WHAT YOU HAVE TO DO: Without the pictures, repeat the listing character for character.

┄┄┄┄┄┄

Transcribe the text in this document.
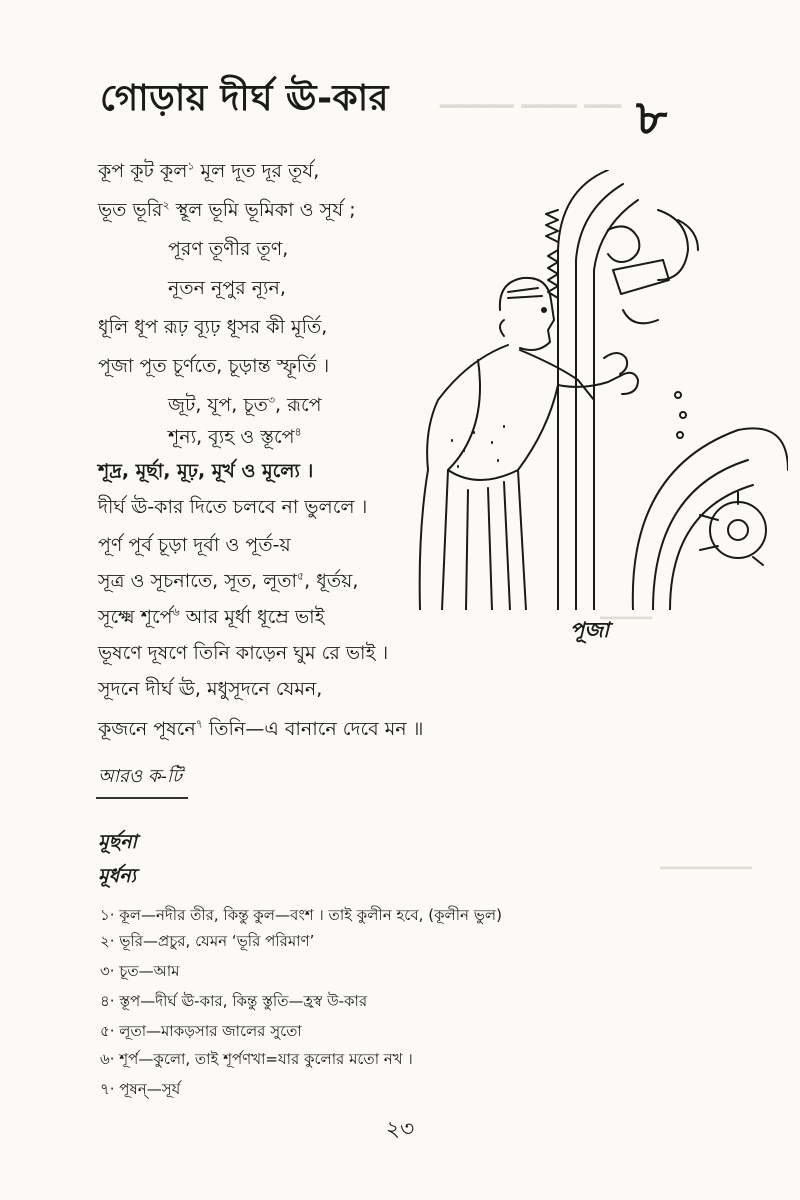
▁▁▁▁ ▁▁▁ ▁▁
▁▁▁▁
▁▁▁▁▁▁▁
গোড়ায় দীর্ঘ ঊ-কার	৮
কূপ কূট কূল$^১$ মূল দূত দূর তূর্য,
ভূত ভূরি$^২$ স্থূল ভূমি ভূমিকা ও সূর্য ;
পূরণ তূণীর তূণ,
নূতন নূপুর ন্যূন,
ধূলি ধূপ রূঢ় ব্যূঢ় ধূসর কী মূর্তি,
পূজা পূত চূর্ণতে, চূড়ান্ত স্ফূর্তি ।
জূট, যূপ, চূত$^৩$, রূপে
শূন্য, ব্যূহ ও স্তূপে$^৪$
শূদ্র, মূর্ছা, মূঢ়, মূর্খ ও মূল্যে ।
দীর্ঘ ঊ-কার দিতে চলবে না ভুললে ।
পূর্ণ পূর্ব চূড়া দূর্বা ও পূর্ত-য়
সূত্র ও সূচনাতে, সূত, লূতা$^৫$, ধূর্তয়,
সূক্ষ্মে শূর্পে$^৬$ আর মূর্ধা ধূম্রে ভাই
ভূষণে দূষণে তিনি কাড়েন ঘুম রে ভাই ।
সূদনে দীর্ঘ ঊ, মধুসূদনে যেমন,
কূজনে পূষনে$^৭$ তিনি—এ বানানে দেবে মন ॥
পূজা
আরও ক-টি
মূর্ছনা
মূর্ধন্য
১· কূল—নদীর তীর, কিন্তু কুল—বংশ । তাই কুলীন হবে, (কূলীন ভুল)
২· ভূরি—প্রচুর, যেমন ‘ভূরি পরিমাণ’
৩· চূত—আম
৪· স্তূপ—দীর্ঘ ঊ-কার, কিন্তু স্তুতি—হ্রস্ব উ-কার
৫· লূতা—মাকড়সার জালের সুতো
৬· শূর্প—কুলো, তাই শূর্পণখা=যার কুলোর মতো নখ ।
৭· পূষন্—সূর্য
২৩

┄┄┄┄┄┄

RESPONSE TO THIS EXERCISE:
Transcribe the text in this document.
▁▁▁▁ ▁▁▁ ▁▁
▁▁▁▁
▁▁▁▁▁▁▁
গোড়ায় দীর্ঘ ঊ-কার	৮
কূপ কূট কূল$^১$ মূল দূত দূর তূর্য,
ভূত ভূরি$^২$ স্থূল ভূমি ভূমিকা ও সূর্য ;
পূরণ তূণীর তূণ,
নূতন নূপুর ন্যূন,
ধূলি ধূপ রূঢ় ব্যূঢ় ধূসর কী মূর্তি,
পূজা পূত চূর্ণতে, চূড়ান্ত স্ফূর্তি ।
জূট, যূপ, চূত$^৩$, রূপে
শূন্য, ব্যূহ ও স্তূপে$^৪$
শূদ্র, মূর্ছা, মূঢ়, মূর্খ ও মূল্যে ।
দীর্ঘ ঊ-কার দিতে চলবে না ভুললে ।
পূর্ণ পূর্ব চূড়া দূর্বা ও পূর্ত-য়
সূত্র ও সূচনাতে, সূত, লূতা$^৫$, ধূর্তয়,
সূক্ষ্মে শূর্পে$^৬$ আর মূর্ধা ধূম্রে ভাই
ভূষণে দূষণে তিনি কাড়েন ঘুম রে ভাই ।
সূদনে দীর্ঘ ঊ, মধুসূদনে যেমন,
কূজনে পূষনে$^৭$ তিনি—এ বানানে দেবে মন ॥
পূজা
আরও ক-টি
মূর্ছনা
মূর্ধন্য
১· কূল—নদীর তীর, কিন্তু কুল—বংশ । তাই কুলীন হবে, (কূলীন ভুল)
২· ভূরি—প্রচুর, যেমন ‘ভূরি পরিমাণ’
৩· চূত—আম
৪· স্তূপ—দীর্ঘ ঊ-কার, কিন্তু স্তুতি—হ্রস্ব উ-কার
৫· লূতা—মাকড়সার জালের সুতো
৬· শূর্প—কুলো, তাই শূর্পণখা=যার কুলোর মতো নখ ।
৭· পূষন্—সূর্য
২৩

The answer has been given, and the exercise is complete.